Aim
Provide the records once more, identical to the original.
** begin **
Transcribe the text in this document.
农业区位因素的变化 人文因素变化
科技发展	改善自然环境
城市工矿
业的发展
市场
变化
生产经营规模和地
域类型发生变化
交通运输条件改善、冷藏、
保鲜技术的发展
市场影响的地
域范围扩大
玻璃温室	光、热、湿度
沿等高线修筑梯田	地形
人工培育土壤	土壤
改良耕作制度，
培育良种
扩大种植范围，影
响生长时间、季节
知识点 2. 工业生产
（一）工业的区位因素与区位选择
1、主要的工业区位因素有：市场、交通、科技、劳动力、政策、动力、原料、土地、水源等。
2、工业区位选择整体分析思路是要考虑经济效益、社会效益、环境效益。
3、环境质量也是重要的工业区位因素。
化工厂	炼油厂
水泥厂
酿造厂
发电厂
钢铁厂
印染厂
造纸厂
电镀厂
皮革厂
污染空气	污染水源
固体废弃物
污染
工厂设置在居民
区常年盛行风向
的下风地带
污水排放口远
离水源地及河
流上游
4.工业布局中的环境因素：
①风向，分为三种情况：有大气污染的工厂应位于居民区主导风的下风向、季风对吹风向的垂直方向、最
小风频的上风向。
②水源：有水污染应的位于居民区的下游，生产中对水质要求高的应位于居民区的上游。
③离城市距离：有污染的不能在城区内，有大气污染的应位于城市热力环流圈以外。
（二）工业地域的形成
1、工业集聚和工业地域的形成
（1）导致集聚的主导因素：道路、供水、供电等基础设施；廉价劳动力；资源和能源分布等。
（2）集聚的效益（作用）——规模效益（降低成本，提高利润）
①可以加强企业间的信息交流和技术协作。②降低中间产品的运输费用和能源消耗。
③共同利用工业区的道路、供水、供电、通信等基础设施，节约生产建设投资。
** end **
Complete response
Transcribe the text in this document.
农业区位因素的变化 人文因素变化
科技发展	改善自然环境
城市工矿
业的发展
市场
变化
生产经营规模和地
域类型发生变化
交通运输条件改善、冷藏、
保鲜技术的发展
市场影响的地
域范围扩大
玻璃温室	光、热、湿度
沿等高线修筑梯田	地形
人工培育土壤	土壤
改良耕作制度，
培育良种
扩大种植范围，影
响生长时间、季节
知识点 2. 工业生产
（一）工业的区位因素与区位选择
1、主要的工业区位因素有：市场、交通、科技、劳动力、政策、动力、原料、土地、水源等。
2、工业区位选择整体分析思路是要考虑经济效益、社会效益、环境效益。
3、环境质量也是重要的工业区位因素。
化工厂	炼油厂
水泥厂
酿造厂
发电厂
钢铁厂
印染厂
造纸厂
电镀厂
皮革厂
污染空气	污染水源
固体废弃物
污染
工厂设置在居民
区常年盛行风向
的下风地带
污水排放口远
离水源地及河
流上游
4.工业布局中的环境因素：
①风向，分为三种情况：有大气污染的工厂应位于居民区主导风的下风向、季风对吹风向的垂直方向、最
小风频的上风向。
②水源：有水污染应的位于居民区的下游，生产中对水质要求高的应位于居民区的上游。
③离城市距离：有污染的不能在城区内，有大气污染的应位于城市热力环流圈以外。
（二）工业地域的形成
1、工业集聚和工业地域的形成
（1）导致集聚的主导因素：道路、供水、供电等基础设施；廉价劳动力；资源和能源分布等。
（2）集聚的效益（作用）——规模效益（降低成本，提高利润）
①可以加强企业间的信息交流和技术协作。②降低中间产品的运输费用和能源消耗。
③共同利用工业区的道路、供水、供电、通信等基础设施，节约生产建设投资。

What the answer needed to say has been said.